* Start Records shown *
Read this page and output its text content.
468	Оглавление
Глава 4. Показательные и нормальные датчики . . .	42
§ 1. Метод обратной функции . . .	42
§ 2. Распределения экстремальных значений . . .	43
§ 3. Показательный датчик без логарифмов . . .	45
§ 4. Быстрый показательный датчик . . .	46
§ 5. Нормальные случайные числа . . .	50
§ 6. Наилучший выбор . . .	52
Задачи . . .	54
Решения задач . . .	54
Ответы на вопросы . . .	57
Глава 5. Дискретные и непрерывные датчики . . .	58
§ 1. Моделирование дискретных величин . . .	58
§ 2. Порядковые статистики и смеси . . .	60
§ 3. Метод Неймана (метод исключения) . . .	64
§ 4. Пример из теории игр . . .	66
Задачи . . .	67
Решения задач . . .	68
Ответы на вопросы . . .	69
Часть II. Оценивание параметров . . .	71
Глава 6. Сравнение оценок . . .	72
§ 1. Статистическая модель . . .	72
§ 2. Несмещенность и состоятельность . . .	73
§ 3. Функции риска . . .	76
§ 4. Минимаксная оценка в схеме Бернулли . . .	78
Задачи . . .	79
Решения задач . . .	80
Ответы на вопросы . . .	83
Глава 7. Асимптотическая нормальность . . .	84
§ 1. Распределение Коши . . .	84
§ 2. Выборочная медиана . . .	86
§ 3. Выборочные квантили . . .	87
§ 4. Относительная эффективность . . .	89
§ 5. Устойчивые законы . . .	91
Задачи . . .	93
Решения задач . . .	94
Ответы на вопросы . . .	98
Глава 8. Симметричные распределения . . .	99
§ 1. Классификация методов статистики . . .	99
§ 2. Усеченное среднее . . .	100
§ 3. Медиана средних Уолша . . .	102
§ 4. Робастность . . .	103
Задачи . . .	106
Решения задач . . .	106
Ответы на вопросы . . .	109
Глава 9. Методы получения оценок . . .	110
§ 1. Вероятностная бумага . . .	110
* End Records shown *
#### Problem
Take the lines above and print them exactly.

#### Written solution
Read this page and output its text content.
468	Оглавление
Глава 4. Показательные и нормальные датчики . . .	42
§ 1. Метод обратной функции . . .	42
§ 2. Распределения экстремальных значений . . .	43
§ 3. Показательный датчик без логарифмов . . .	45
§ 4. Быстрый показательный датчик . . .	46
§ 5. Нормальные случайные числа . . .	50
§ 6. Наилучший выбор . . .	52
Задачи . . .	54
Решения задач . . .	54
Ответы на вопросы . . .	57
Глава 5. Дискретные и непрерывные датчики . . .	58
§ 1. Моделирование дискретных величин . . .	58
§ 2. Порядковые статистики и смеси . . .	60
§ 3. Метод Неймана (метод исключения) . . .	64
§ 4. Пример из теории игр . . .	66
Задачи . . .	67
Решения задач . . .	68
Ответы на вопросы . . .	69
Часть II. Оценивание параметров . . .	71
Глава 6. Сравнение оценок . . .	72
§ 1. Статистическая модель . . .	72
§ 2. Несмещенность и состоятельность . . .	73
§ 3. Функции риска . . .	76
§ 4. Минимаксная оценка в схеме Бернулли . . .	78
Задачи . . .	79
Решения задач . . .	80
Ответы на вопросы . . .	83
Глава 7. Асимптотическая нормальность . . .	84
§ 1. Распределение Коши . . .	84
§ 2. Выборочная медиана . . .	86
§ 3. Выборочные квантили . . .	87
§ 4. Относительная эффективность . . .	89
§ 5. Устойчивые законы . . .	91
Задачи . . .	93
Решения задач . . .	94
Ответы на вопросы . . .	98
Глава 8. Симметричные распределения . . .	99
§ 1. Классификация методов статистики . . .	99
§ 2. Усеченное среднее . . .	100
§ 3. Медиана средних Уолша . . .	102
§ 4. Робастность . . .	103
Задачи . . .	106
Решения задач . . .	106
Ответы на вопросы . . .	109
Глава 9. Методы получения оценок . . .	110
§ 1. Вероятностная бумага . . .	110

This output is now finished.